**Aufgabenstellung:**
Wie viele verschiedenfarbige Mischungen kann das Rekers Colour Blending System laut dem Text über die Steinpresse dosieren?

Auch wenn das Herstellungsverfahren und das Funktionsprinzip grundlegend verschieden sind, lässt sich ein Vergleich der Steinpresse mit einer Kalksandsteinpresse durchführen, um viele innovative Aspekte der Steinpresse genauer zu betrachten. Gegenüber einer Kalksandsteinpresse wird das frische Produkt nicht durch einen Greifer auf einen Härtewagen übergesetzt, sondern noch in der Steinpresse entschalt und auf Unterlagspaletten zur Aushärtekammer transportiert, was zu höheren Qualitätsstandards und besserem Produkthandling führt.
Dies sind nur einige Gründe, die für Rekers als Lieferant der Steinpresse sprachen.
Farbgebung der Rekers-Fassadensteine
Mit Bezug auf die Farbgestaltung von Produktoberflächen im automatisierten Prozess ist Rekers seit der Patentierung aus dem Jahre 2006 ein echter Vorreiter.
Das innovative, patentierte Rekers Colour Blending System ist in der Lage, bis zu sechs verschiedenfarbige Mischungen zu dosieren. Das System erlaubt die Herstellung individueller, einzigartiger und natürlich strukturierter Oberflächen mit attraktivem Farbspiel. Die Zuführung der gemischten farblichen Charge aus dem Vorsatzmischer zum Colour Blending System erfolgt mittels flexibler Kübelbahn. Die Fahrschienen können dabei kundenindividuell vom Mischer bis zum Abgabebunker angepasst werden. Der 500-Liter Fischmaulkübelwagen gibt die entsprechende Charge an den Bunker ab. Durch einzelne Wiegezellen, die an jedem der sechs Bunker verbaut sind, lassen sich genaue Dosierungen einstellen, um die gewünschten Mengen in kleinen Mengen an das Sammelband abzugeben, sodass die Farben bereits übereinandergelegt werden können. Vom Sammelband geht es dann zum Verteilerband, welches die Farben gemäß Wunsch im Vorsatzbunker der Steinpresse platziert, sodass einzigartige Farbspiele entstehen.
Mit Hilfe der mehrfarbigen Oberflächengestaltung sollen naturgetreue Farbgebungen erzielt werden, die sowohl reproduziert als auch per Zufallsprinzip generiert werden können. Das patentierte Colour Blending System in Kombination mit einer Kübelbahn bietet darüber hinaus viele Vorteile in Bezug auf Wartungs- und Reinigungsarbeiten und zeichnet sich durch gute Zugänglichkeit und eine wartungsfreundliche Bauweise aus.

**Bereitgestellte Angaben:**
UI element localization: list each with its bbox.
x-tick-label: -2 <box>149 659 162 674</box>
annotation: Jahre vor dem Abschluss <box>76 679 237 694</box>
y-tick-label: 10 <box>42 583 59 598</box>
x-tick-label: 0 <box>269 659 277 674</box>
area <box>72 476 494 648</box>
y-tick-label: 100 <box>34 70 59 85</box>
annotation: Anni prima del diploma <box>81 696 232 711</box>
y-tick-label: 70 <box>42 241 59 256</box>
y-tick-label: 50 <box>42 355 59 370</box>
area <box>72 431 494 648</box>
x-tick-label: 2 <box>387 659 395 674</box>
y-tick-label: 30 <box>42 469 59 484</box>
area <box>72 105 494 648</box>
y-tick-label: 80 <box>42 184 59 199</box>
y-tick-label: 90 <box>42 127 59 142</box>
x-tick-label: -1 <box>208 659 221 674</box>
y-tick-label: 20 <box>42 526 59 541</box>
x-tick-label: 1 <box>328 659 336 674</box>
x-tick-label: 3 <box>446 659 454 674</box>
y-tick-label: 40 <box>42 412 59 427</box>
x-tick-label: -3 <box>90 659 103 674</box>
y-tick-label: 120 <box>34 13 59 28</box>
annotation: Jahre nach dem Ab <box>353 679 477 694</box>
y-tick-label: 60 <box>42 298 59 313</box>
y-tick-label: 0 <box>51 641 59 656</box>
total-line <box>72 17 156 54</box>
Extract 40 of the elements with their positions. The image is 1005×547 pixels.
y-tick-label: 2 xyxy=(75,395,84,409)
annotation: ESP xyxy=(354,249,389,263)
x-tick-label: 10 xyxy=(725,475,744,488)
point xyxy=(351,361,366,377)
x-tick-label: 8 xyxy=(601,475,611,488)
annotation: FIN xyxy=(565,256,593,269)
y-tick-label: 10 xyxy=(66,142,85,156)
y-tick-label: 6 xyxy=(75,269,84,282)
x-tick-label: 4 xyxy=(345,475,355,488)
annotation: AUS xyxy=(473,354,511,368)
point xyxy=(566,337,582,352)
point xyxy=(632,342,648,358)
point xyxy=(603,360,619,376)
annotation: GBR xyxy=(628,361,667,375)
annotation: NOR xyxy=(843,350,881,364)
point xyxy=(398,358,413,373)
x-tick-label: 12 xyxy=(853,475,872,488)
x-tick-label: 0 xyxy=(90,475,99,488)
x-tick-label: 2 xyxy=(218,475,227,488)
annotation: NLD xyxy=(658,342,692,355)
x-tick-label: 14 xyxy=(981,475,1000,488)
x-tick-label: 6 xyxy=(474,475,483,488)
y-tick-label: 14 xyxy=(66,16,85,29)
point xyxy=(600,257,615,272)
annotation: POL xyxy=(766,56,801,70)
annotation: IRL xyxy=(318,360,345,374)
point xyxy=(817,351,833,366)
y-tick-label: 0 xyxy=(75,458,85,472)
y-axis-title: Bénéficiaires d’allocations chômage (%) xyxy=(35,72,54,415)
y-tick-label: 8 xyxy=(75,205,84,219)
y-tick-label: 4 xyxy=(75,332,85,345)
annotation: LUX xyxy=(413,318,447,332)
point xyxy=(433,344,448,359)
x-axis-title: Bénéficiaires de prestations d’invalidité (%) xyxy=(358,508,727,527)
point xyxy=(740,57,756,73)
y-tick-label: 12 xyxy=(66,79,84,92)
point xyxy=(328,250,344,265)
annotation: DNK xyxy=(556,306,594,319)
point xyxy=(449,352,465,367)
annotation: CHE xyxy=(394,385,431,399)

**Ergebnis der Aufgabe:**
Bis zu sechs verschiedenfarbige Mischungen.